• _MATERIALS PROVIDED_
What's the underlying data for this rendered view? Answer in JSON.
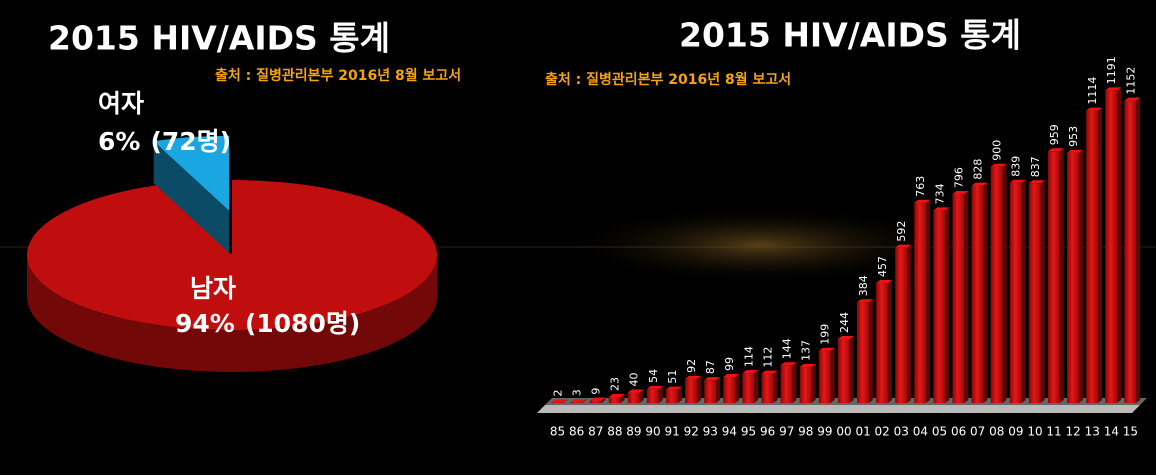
{
  "chart_data": [
    {
      "type": "pie",
      "title": "2015 HIV/AIDS 통계",
      "source": "출처 : 질병관리본부 2016년 8월 보고서",
      "categories": [
        "남자",
        "여자"
      ],
      "values": [
        94,
        6
      ],
      "value_labels": [
        "94%",
        "6%"
      ],
      "count_labels": [
        "(1080명)",
        "(72명)"
      ],
      "colors": [
        "#c00d0d",
        "#1aa6e0"
      ],
      "explode": [
        0,
        0.25
      ]
    },
    {
      "type": "bar",
      "title": "2015 HIV/AIDS 통계",
      "source": "출처 : 질병관리본부 2016년 8월 보고서",
      "categories": [
        "85",
        "86",
        "87",
        "88",
        "89",
        "90",
        "91",
        "92",
        "93",
        "94",
        "95",
        "96",
        "97",
        "98",
        "99",
        "00",
        "01",
        "02",
        "03",
        "04",
        "05",
        "06",
        "07",
        "08",
        "09",
        "10",
        "11",
        "12",
        "13",
        "14",
        "15"
      ],
      "values": [
        2,
        3,
        9,
        23,
        40,
        54,
        51,
        92,
        87,
        99,
        114,
        112,
        144,
        137,
        199,
        244,
        384,
        457,
        592,
        763,
        734,
        796,
        828,
        900,
        839,
        837,
        959,
        953,
        1114,
        1191,
        1152
      ],
      "color": "#d01010",
      "ylim": [
        0,
        1200
      ]
    }
  ]
}
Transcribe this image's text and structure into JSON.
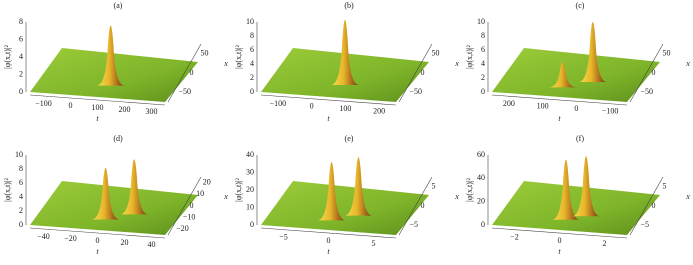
{
  "panels": [
    {
      "label": "(a)",
      "zlabel": "|φ(x,t)|²",
      "tlabel": "t",
      "xlabel": "x",
      "zticks": [
        "0",
        "2",
        "4",
        "6",
        "8"
      ],
      "tticks": [
        "−100",
        "0",
        "100",
        "200",
        "300"
      ],
      "xticks": [
        "50",
        "0",
        "−50"
      ]
    },
    {
      "label": "(b)",
      "zlabel": "|φ(x,t)|²",
      "tlabel": "t",
      "xlabel": "x",
      "zticks": [
        "0",
        "2",
        "4",
        "6",
        "8",
        "10"
      ],
      "tticks": [
        "−100",
        "0",
        "100",
        "200"
      ],
      "xticks": [
        "50",
        "0",
        "−50"
      ]
    },
    {
      "label": "(c)",
      "zlabel": "|φ(x,t)|²",
      "tlabel": "t",
      "xlabel": "x",
      "zticks": [
        "0",
        "2",
        "4",
        "6",
        "8",
        "10"
      ],
      "tticks": [
        "200",
        "100",
        "0",
        "−100"
      ],
      "xticks": [
        "50",
        "0",
        "−50"
      ]
    },
    {
      "label": "(d)",
      "zlabel": "|φ(x,t)|²",
      "tlabel": "t",
      "xlabel": "x",
      "zticks": [
        "0",
        "2",
        "4",
        "6",
        "8",
        "10"
      ],
      "tticks": [
        "−40",
        "−20",
        "0",
        "20",
        "40"
      ],
      "xticks": [
        "20",
        "10",
        "0",
        "−10",
        "−20"
      ]
    },
    {
      "label": "(e)",
      "zlabel": "|φ(x,t)|²",
      "tlabel": "t",
      "xlabel": "x",
      "zticks": [
        "0",
        "10",
        "20",
        "30",
        "40"
      ],
      "tticks": [
        "−5",
        "0",
        "5"
      ],
      "xticks": [
        "5",
        "0",
        "−5"
      ]
    },
    {
      "label": "(f)",
      "zlabel": "|φ(x,t)|²",
      "tlabel": "t",
      "xlabel": "x",
      "zticks": [
        "0",
        "20",
        "40",
        "60"
      ],
      "tticks": [
        "−2",
        "0",
        "2"
      ],
      "xticks": [
        "5",
        "0",
        "−5"
      ]
    }
  ]
}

• _TASK DESCRIPTION_
In the records above, find each line that holds the word "JSON"; copy all such lines.

• _THE RESPONSE_
What's the underlying data for this rendered view? Answer in JSON.
Transcribe this image's text and structure into JSON.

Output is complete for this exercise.